● PASSAGE PROVIDED:

-*-

Paper ID: 2304.14081
Cluster Flow: how a hierarchical clustering layer make allows deep-NNs more resilient to hacking, more human-like and easily implements relational reasoning
Ella Gale, Oliver Matthews
Despite the huge recent breakthroughs in neural networks (NNs) for artificial intelligence (specifically deep convolutional networks) such NNs do not achieve human-level performance: they can be hacked by images that would fool no human and lack `common sense'. It has been argued that a basis of human-level intelligence is mankind's ability to perform relational reasoning: the comparison of different objects, measuring similarity, grasping of relations between objects and the converse, figuring out the odd one out in a set of objects. Mankind can even do this with objects they have never seen before. Here we show how ClusterFlow, a semi-supervised hierarchical clustering framework can operate on trained NNs utilising the rich multi-dimensional class and feature data found at the pre-SoftMax layer to build a hyperspacial map of classes/features and this adds more human-like functionality to modern deep convolutional neural networks. We demonstrate this with 3 tasks. 1. the statistical learning based `mistakes' made by infants when attending to images of cats and dogs. 2. improving both the resilience to hacking images and the accurate measure of certainty in deep-NNs. 3. Relational reasoning over sets of images, including those not known to the NN nor seen before. We also demonstrate that ClusterFlow can work on non-NN data and deal with missing data by testing it on a Chemistry dataset. This work suggests that modern deep NNs can be made more human-like without re-training of the NNs. As it is known that some methods used in deep and convolutional NNs are not biologically plausible or perhaps even the best approach: the ClusterFlow framework can sit on top of any NN and will be a useful tool to add as NNs are improved in this regard.

-*-

● GIVEN DATA:
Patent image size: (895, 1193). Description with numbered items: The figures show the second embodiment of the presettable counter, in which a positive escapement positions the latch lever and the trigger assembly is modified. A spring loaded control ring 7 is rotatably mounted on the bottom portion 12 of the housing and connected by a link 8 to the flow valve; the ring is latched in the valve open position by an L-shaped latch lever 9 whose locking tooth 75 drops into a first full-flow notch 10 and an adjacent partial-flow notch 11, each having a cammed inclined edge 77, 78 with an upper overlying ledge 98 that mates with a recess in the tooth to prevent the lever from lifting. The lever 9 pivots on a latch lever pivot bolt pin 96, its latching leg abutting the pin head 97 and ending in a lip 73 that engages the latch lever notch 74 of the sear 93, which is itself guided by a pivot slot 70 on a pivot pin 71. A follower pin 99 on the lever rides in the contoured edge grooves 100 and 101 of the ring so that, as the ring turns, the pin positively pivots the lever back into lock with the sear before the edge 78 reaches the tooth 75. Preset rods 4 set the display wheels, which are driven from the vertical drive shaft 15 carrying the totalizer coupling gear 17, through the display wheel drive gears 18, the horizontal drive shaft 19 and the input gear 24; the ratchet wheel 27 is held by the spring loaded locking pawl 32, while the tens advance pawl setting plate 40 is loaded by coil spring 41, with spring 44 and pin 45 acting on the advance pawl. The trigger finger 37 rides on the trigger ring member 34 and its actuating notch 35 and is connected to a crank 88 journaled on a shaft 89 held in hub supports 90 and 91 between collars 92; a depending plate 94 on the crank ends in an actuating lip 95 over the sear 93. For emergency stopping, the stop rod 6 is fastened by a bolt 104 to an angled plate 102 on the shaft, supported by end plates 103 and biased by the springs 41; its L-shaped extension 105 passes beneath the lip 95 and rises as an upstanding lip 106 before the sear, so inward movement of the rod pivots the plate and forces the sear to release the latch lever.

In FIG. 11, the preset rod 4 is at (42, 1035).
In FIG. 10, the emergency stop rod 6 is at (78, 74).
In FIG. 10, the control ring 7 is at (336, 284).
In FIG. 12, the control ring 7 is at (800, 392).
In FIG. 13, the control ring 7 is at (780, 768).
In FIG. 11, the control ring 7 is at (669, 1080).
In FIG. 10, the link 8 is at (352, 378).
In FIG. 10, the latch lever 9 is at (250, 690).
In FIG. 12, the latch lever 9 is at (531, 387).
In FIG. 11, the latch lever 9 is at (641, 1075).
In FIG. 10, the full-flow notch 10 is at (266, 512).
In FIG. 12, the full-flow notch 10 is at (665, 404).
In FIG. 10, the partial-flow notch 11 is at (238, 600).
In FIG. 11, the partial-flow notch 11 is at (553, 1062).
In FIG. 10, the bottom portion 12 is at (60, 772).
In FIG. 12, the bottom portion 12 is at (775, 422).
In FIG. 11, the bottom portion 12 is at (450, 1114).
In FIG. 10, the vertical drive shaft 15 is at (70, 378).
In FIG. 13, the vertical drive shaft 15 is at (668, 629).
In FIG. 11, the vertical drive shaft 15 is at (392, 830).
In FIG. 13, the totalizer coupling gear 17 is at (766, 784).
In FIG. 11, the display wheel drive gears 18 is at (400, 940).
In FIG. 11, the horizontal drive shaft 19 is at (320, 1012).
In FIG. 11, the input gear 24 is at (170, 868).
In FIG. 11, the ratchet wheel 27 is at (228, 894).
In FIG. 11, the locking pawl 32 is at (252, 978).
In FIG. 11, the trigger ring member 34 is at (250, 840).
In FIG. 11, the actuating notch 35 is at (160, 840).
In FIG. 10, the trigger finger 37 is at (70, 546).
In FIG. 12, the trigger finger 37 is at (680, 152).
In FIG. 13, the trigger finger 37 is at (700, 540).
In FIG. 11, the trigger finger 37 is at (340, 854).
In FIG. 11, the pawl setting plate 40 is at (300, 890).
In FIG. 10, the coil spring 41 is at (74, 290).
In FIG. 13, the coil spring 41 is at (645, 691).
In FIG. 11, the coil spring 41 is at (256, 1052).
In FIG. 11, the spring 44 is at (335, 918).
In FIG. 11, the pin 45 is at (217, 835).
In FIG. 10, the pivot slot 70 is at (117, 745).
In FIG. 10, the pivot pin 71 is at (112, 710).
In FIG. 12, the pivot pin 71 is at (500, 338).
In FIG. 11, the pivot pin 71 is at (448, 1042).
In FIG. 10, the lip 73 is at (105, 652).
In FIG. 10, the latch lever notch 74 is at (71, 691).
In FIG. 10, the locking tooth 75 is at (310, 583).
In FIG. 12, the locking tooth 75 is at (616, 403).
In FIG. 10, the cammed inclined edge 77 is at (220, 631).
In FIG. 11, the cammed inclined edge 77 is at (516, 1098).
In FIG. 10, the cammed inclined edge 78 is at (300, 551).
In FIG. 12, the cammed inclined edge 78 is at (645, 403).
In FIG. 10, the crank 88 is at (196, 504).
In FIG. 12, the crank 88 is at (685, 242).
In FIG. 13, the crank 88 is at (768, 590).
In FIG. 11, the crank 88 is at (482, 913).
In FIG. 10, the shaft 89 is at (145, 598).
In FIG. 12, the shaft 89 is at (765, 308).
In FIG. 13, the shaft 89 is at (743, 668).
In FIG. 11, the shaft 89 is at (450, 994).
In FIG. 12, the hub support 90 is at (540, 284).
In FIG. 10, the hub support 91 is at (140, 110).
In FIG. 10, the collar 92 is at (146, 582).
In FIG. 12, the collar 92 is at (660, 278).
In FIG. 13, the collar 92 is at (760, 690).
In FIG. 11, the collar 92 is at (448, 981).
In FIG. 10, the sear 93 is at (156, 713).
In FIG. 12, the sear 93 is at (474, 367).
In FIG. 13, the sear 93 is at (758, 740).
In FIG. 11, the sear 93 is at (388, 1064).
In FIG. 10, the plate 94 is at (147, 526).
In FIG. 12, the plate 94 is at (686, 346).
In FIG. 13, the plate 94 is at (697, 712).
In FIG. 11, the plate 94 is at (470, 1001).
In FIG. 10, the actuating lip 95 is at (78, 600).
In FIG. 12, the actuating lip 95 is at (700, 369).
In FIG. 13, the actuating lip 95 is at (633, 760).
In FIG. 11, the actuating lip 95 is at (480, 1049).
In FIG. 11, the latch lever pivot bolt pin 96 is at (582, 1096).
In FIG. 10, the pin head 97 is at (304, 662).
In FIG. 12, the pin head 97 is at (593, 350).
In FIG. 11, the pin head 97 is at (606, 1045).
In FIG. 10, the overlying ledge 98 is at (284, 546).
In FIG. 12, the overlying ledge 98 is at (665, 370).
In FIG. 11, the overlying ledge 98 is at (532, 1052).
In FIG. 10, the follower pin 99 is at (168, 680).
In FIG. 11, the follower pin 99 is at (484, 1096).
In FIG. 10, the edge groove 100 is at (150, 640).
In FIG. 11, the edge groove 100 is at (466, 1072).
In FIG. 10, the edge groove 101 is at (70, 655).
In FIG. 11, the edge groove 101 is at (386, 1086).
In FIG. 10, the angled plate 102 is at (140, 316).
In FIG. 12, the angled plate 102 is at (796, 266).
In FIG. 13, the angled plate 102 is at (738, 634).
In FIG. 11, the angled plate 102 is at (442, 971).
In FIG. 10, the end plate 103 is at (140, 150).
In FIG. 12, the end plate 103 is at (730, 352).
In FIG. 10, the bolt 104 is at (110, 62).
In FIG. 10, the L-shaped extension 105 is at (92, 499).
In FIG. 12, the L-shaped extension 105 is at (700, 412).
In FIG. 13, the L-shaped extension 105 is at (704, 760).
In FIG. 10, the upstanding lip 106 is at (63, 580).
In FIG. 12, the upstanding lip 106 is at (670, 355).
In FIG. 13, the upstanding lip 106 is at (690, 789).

-*-

● REQUIREMENT: According to the ClusterFlow abstract, what kind of dataset was used to show that the framework works on non-NN data and handles missing data?

● WRITTEN ANSWER: A Chemistry dataset.